TO BE DONE:
In the records below, switch each "bbox" to "box" and leave every other part of the lines unchanged.

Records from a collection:
— Start —

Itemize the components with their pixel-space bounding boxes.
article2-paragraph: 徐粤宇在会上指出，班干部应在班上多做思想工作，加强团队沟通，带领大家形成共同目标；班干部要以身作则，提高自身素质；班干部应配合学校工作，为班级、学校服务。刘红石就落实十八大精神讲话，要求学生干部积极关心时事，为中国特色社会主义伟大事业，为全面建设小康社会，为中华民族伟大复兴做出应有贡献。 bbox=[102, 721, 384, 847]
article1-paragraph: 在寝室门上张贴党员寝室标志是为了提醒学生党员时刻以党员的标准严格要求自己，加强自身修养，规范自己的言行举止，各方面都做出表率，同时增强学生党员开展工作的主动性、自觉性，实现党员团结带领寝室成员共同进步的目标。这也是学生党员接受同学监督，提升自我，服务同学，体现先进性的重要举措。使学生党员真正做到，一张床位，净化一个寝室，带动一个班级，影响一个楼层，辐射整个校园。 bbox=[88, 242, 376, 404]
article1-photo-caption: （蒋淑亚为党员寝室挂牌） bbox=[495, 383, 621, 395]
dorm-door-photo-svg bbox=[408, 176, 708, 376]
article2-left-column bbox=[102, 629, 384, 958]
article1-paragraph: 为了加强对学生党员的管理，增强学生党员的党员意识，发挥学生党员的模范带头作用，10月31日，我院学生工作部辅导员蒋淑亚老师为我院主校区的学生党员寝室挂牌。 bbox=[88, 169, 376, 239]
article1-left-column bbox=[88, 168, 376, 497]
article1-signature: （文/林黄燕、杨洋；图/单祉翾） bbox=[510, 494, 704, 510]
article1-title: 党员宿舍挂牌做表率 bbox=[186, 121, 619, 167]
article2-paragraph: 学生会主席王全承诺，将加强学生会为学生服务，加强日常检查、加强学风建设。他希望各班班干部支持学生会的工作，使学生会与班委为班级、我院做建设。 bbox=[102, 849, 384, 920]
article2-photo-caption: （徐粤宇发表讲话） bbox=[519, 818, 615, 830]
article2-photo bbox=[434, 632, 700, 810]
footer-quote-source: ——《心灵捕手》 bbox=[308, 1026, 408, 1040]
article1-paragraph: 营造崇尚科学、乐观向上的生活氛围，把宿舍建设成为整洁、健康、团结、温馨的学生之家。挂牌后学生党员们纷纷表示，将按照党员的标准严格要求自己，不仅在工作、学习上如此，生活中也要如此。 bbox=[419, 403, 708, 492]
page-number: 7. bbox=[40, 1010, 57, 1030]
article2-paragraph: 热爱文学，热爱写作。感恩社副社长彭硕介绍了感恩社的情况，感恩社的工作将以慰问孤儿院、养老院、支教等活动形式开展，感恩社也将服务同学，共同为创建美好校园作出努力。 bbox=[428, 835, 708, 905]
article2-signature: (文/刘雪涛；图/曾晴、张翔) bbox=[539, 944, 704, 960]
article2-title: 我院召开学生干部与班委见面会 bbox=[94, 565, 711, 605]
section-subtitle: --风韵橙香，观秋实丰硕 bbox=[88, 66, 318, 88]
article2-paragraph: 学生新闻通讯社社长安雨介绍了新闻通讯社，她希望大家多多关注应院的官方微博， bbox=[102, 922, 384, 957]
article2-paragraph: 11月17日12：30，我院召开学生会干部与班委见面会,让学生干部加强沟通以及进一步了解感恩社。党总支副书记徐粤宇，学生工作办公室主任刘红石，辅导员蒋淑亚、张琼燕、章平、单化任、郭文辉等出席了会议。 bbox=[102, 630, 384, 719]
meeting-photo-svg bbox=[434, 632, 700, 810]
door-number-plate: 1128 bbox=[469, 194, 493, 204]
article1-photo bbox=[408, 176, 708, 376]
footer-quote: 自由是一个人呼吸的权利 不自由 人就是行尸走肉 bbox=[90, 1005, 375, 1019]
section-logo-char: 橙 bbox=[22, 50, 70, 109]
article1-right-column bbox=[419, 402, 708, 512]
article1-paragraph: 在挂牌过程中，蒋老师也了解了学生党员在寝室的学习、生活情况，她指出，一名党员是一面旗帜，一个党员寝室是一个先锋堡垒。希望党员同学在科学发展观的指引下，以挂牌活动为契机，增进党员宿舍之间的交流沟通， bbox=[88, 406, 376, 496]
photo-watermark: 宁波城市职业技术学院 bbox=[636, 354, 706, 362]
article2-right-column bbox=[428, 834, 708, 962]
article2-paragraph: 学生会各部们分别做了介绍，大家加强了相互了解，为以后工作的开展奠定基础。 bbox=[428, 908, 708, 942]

— End —

CORRECT ANSWER:
Itemize the components with their pixel-space bounding boxes.
article2-paragraph: 徐粤宇在会上指出，班干部应在班上多做思想工作，加强团队沟通，带领大家形成共同目标；班干部要以身作则，提高自身素质；班干部应配合学校工作，为班级、学校服务。刘红石就落实十八大精神讲话，要求学生干部积极关心时事，为中国特色社会主义伟大事业，为全面建设小康社会，为中华民族伟大复兴做出应有贡献。 box=[102, 721, 384, 847]
article1-paragraph: 在寝室门上张贴党员寝室标志是为了提醒学生党员时刻以党员的标准严格要求自己，加强自身修养，规范自己的言行举止，各方面都做出表率，同时增强学生党员开展工作的主动性、自觉性，实现党员团结带领寝室成员共同进步的目标。这也是学生党员接受同学监督，提升自我，服务同学，体现先进性的重要举措。使学生党员真正做到，一张床位，净化一个寝室，带动一个班级，影响一个楼层，辐射整个校园。 box=[88, 242, 376, 404]
article1-photo-caption: （蒋淑亚为党员寝室挂牌） box=[495, 383, 621, 395]
dorm-door-photo-svg box=[408, 176, 708, 376]
article2-left-column box=[102, 629, 384, 958]
article1-paragraph: 为了加强对学生党员的管理，增强学生党员的党员意识，发挥学生党员的模范带头作用，10月31日，我院学生工作部辅导员蒋淑亚老师为我院主校区的学生党员寝室挂牌。 box=[88, 169, 376, 239]
article1-left-column box=[88, 168, 376, 497]
article1-signature: （文/林黄燕、杨洋；图/单祉翾） box=[510, 494, 704, 510]
article1-title: 党员宿舍挂牌做表率 box=[186, 121, 619, 167]
article2-paragraph: 学生会主席王全承诺，将加强学生会为学生服务，加强日常检查、加强学风建设。他希望各班班干部支持学生会的工作，使学生会与班委为班级、我院做建设。 box=[102, 849, 384, 920]
article2-photo-caption: （徐粤宇发表讲话） box=[519, 818, 615, 830]
article2-photo box=[434, 632, 700, 810]
footer-quote-source: ——《心灵捕手》 box=[308, 1026, 408, 1040]
article1-paragraph: 营造崇尚科学、乐观向上的生活氛围，把宿舍建设成为整洁、健康、团结、温馨的学生之家。挂牌后学生党员们纷纷表示，将按照党员的标准严格要求自己，不仅在工作、学习上如此，生活中也要如此。 box=[419, 403, 708, 492]
page-number: 7. box=[40, 1010, 57, 1030]
article2-paragraph: 热爱文学，热爱写作。感恩社副社长彭硕介绍了感恩社的情况，感恩社的工作将以慰问孤儿院、养老院、支教等活动形式开展，感恩社也将服务同学，共同为创建美好校园作出努力。 box=[428, 835, 708, 905]
article2-signature: (文/刘雪涛；图/曾晴、张翔) box=[539, 944, 704, 960]
article2-title: 我院召开学生干部与班委见面会 box=[94, 565, 711, 605]
section-subtitle: --风韵橙香，观秋实丰硕 box=[88, 66, 318, 88]
article2-paragraph: 学生新闻通讯社社长安雨介绍了新闻通讯社，她希望大家多多关注应院的官方微博， box=[102, 922, 384, 957]
article2-paragraph: 11月17日12：30，我院召开学生会干部与班委见面会,让学生干部加强沟通以及进一步了解感恩社。党总支副书记徐粤宇，学生工作办公室主任刘红石，辅导员蒋淑亚、张琼燕、章平、单化任、郭文辉等出席了会议。 box=[102, 630, 384, 719]
meeting-photo-svg box=[434, 632, 700, 810]
door-number-plate: 1128 box=[469, 194, 493, 204]
article1-photo box=[408, 176, 708, 376]
footer-quote: 自由是一个人呼吸的权利 不自由 人就是行尸走肉 box=[90, 1005, 375, 1019]
section-logo-char: 橙 box=[22, 50, 70, 109]
article1-right-column box=[419, 402, 708, 512]
article1-paragraph: 在挂牌过程中，蒋老师也了解了学生党员在寝室的学习、生活情况，她指出，一名党员是一面旗帜，一个党员寝室是一个先锋堡垒。希望党员同学在科学发展观的指引下，以挂牌活动为契机，增进党员宿舍之间的交流沟通， box=[88, 406, 376, 496]
photo-watermark: 宁波城市职业技术学院 box=[636, 354, 706, 362]
article2-right-column box=[428, 834, 708, 962]
article2-paragraph: 学生会各部们分别做了介绍，大家加强了相互了解，为以后工作的开展奠定基础。 box=[428, 908, 708, 942]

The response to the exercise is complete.